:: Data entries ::
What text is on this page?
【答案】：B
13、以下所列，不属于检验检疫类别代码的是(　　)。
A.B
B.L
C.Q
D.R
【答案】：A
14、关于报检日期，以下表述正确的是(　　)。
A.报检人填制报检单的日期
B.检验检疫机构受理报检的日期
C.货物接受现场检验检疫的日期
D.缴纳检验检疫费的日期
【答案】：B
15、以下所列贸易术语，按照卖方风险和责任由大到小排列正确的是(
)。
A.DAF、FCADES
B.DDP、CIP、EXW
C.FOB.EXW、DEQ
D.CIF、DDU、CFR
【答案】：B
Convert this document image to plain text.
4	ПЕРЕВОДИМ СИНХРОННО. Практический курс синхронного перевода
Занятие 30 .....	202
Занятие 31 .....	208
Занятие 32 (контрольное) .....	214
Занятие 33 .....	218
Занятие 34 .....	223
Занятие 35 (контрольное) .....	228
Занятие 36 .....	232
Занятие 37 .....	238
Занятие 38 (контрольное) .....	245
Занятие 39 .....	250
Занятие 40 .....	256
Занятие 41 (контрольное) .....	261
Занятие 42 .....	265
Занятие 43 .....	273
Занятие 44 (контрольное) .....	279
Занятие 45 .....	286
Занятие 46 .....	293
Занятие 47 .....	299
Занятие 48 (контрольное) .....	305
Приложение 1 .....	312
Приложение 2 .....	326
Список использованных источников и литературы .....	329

==

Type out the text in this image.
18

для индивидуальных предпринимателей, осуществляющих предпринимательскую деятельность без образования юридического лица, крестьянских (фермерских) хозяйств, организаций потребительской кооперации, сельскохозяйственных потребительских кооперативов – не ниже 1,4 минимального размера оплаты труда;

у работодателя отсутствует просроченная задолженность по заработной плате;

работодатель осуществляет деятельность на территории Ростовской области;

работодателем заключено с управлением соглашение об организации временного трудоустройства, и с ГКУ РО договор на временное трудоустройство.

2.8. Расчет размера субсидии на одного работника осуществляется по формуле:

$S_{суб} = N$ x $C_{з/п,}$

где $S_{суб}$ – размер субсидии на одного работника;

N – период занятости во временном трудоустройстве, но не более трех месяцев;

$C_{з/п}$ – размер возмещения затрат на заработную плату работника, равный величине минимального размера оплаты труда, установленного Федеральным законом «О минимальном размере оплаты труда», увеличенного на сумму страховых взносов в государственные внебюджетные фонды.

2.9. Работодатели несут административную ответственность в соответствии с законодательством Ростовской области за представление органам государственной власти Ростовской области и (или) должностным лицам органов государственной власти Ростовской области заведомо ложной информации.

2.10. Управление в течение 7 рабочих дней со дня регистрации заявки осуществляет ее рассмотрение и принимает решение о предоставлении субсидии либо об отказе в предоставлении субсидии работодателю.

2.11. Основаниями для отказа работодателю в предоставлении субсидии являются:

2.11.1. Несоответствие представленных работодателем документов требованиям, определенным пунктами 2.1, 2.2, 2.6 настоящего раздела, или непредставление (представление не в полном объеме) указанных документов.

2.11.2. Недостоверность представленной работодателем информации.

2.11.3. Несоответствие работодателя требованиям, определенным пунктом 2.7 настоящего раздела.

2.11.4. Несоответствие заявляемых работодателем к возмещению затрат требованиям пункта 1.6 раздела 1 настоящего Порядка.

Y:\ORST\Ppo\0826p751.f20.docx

:: Task to carry out ::
Which lines include the word "определенным"? Copy every one of them.

:: Solution to this problem ::
2.11.1. Несоответствие представленных работодателем документов требованиям, определенным пунктами 2.1, 2.2, 2.6 настоящего раздела, или непредставление (представление не в полном объеме) указанных документов.
2.11.3. Несоответствие работодателя требованиям, определенным пунктом 2.7 настоящего раздела.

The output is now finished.